> SHORT PROBLEM:
Reproduce the records that follow in full, excluding any picture they contain.

------ INPUT RECORDS

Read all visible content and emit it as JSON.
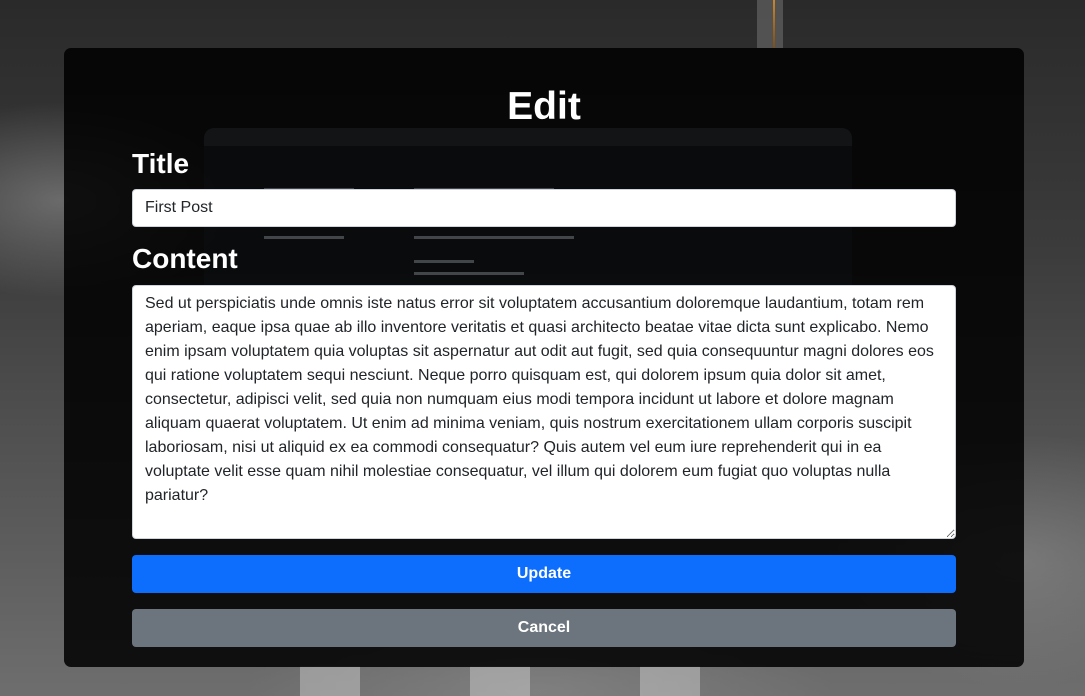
{
  "form": {
    "heading": "Edit",
    "title_label": "Title",
    "title_value": "First Post",
    "content_label": "Content",
    "content_value": "Sed ut perspiciatis unde omnis iste natus error sit voluptatem accusantium doloremque laudantium, totam rem aperiam, eaque ipsa quae ab illo inventore veritatis et quasi architecto beatae vitae dicta sunt explicabo. Nemo enim ipsam voluptatem quia voluptas sit aspernatur aut odit aut fugit, sed quia consequuntur magni dolores eos qui ratione voluptatem sequi nesciunt. Neque porro quisquam est, qui dolorem ipsum quia dolor sit amet, consectetur, adipisci velit, sed quia non numquam eius modi tempora incidunt ut labore et dolore magnam aliquam quaerat voluptatem. Ut enim ad minima veniam, quis nostrum exercitationem ullam corporis suscipit laboriosam, nisi ut aliquid ex ea commodi consequatur? Quis autem vel eum iure reprehenderit qui in ea voluptate velit esse quam nihil molestiae consequatur, vel illum qui dolorem eum fugiat quo voluptas nulla pariatur?",
    "update_label": "Update",
    "cancel_label": "Cancel"
  },
  "colors": {
    "primary": "#0d6efd",
    "secondary": "#6c757d",
    "card_background": "rgba(0,0,0,0.86)",
    "text": "#ffffff"
  }
}
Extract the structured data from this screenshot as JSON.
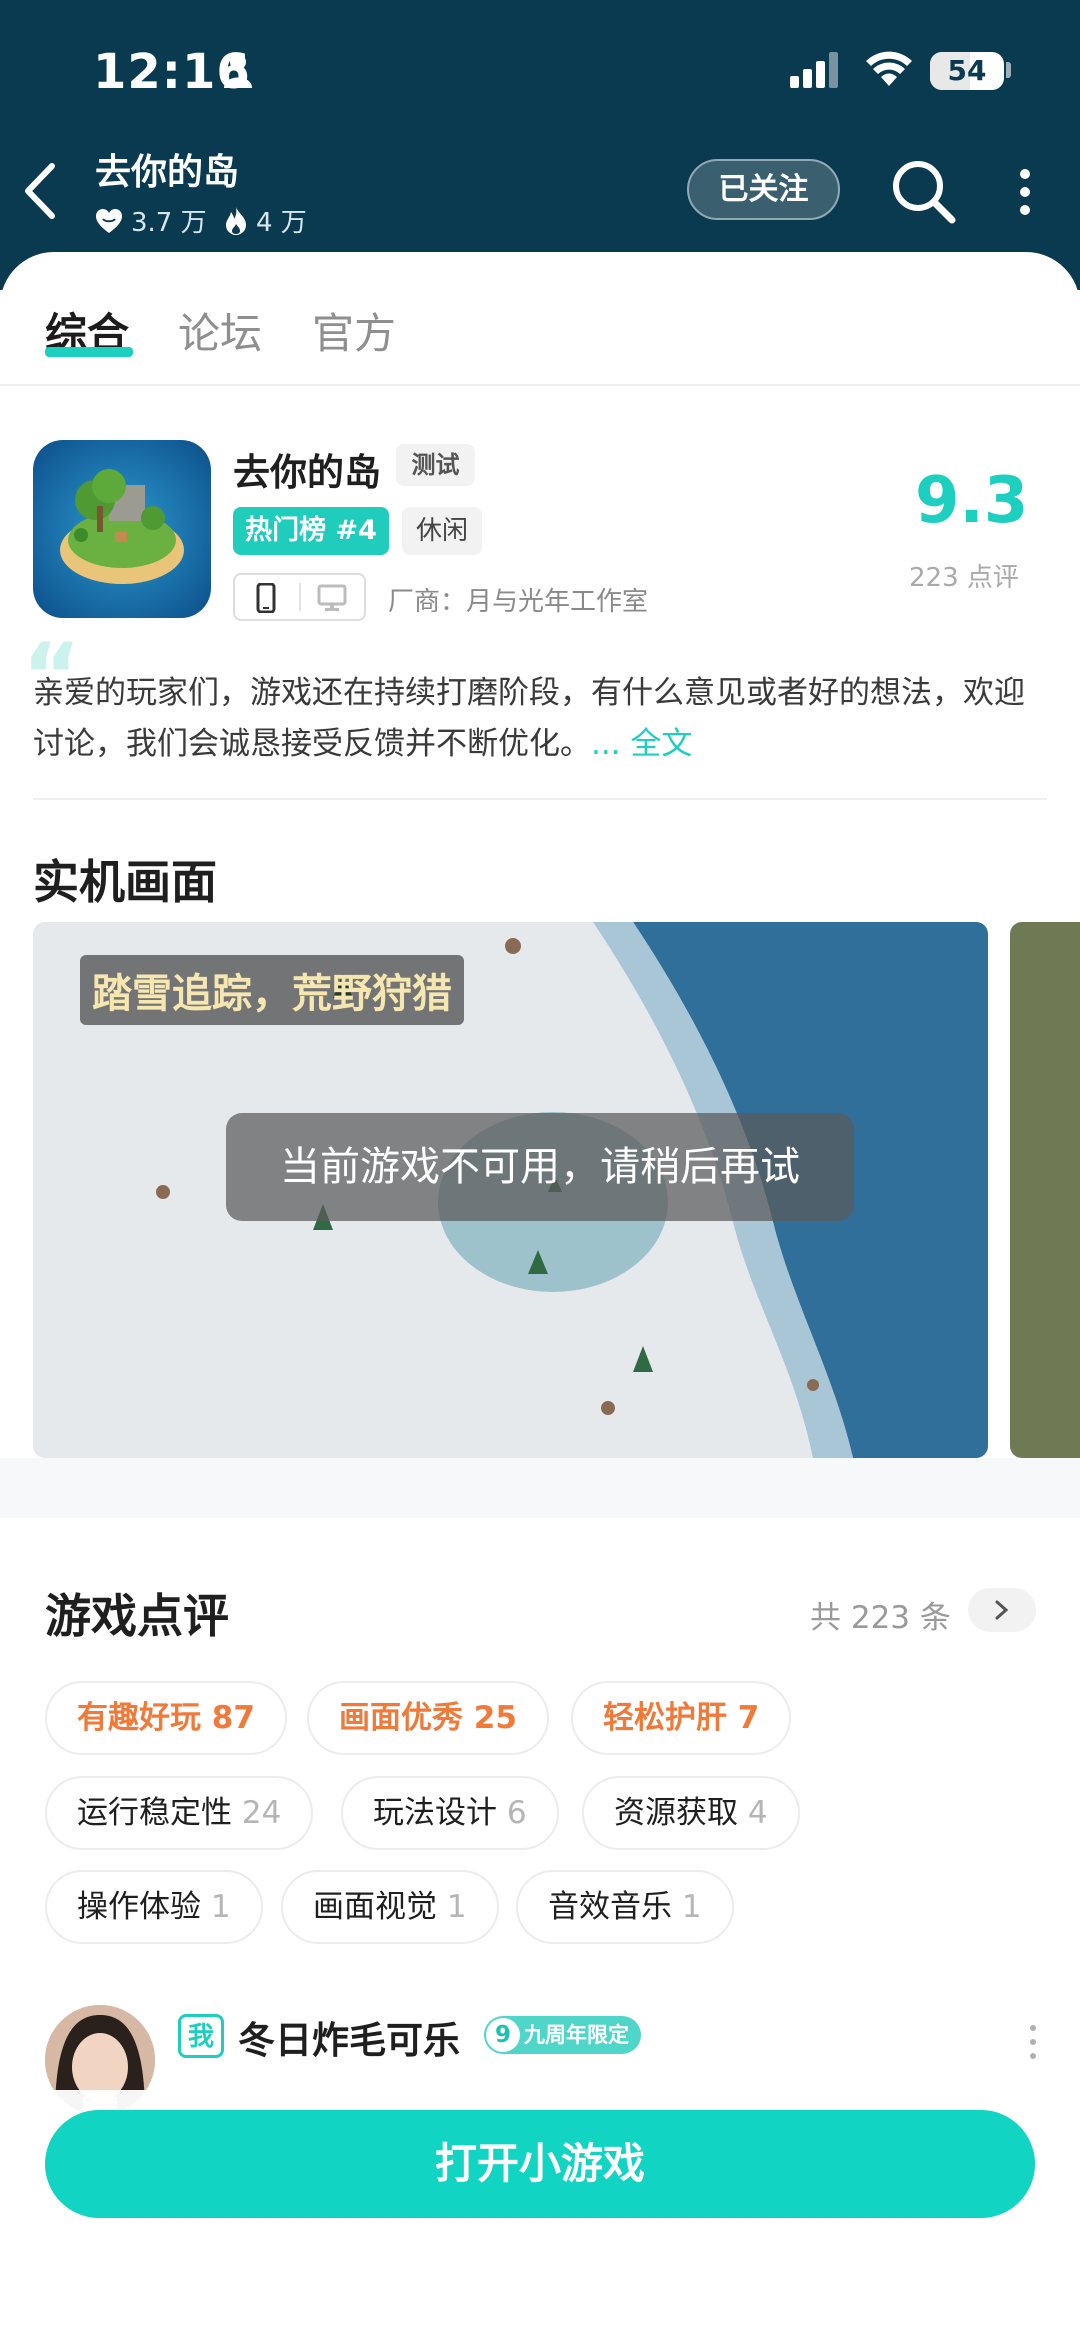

------------

> TASK SOLUTION:
Read all visible content and emit it as JSON.
{
  "form": {
    "heading": "Edit",
    "title_label": "Title",
    "title_value": "First Post",
    "content_label": "Content",
    "content_value": "Sed ut perspiciatis unde omnis iste natus error sit voluptatem accusantium doloremque laudantium, totam rem aperiam, eaque ipsa quae ab illo inventore veritatis et quasi architecto beatae vitae dicta sunt explicabo. Nemo enim ipsam voluptatem quia voluptas sit aspernatur aut odit aut fugit, sed quia consequuntur magni dolores eos qui ratione voluptatem sequi nesciunt. Neque porro quisquam est, qui dolorem ipsum quia dolor sit amet, consectetur, adipisci velit, sed quia non numquam eius modi tempora incidunt ut labore et dolore magnam aliquam quaerat voluptatem. Ut enim ad minima veniam, quis nostrum exercitationem ullam corporis suscipit laboriosam, nisi ut aliquid ex ea commodi consequatur? Quis autem vel eum iure reprehenderit qui in ea voluptate velit esse quam nihil molestiae consequatur, vel illum qui dolorem eum fugiat quo voluptas nulla pariatur?",
    "update_label": "Update",
    "cancel_label": "Cancel"
  },
  "colors": {
    "primary": "#0d6efd",
    "secondary": "#6c757d",
    "card_background": "rgba(0,0,0,0.86)",
    "text": "#ffffff"
  }
}
Extract the structured data from this screenshot as JSON.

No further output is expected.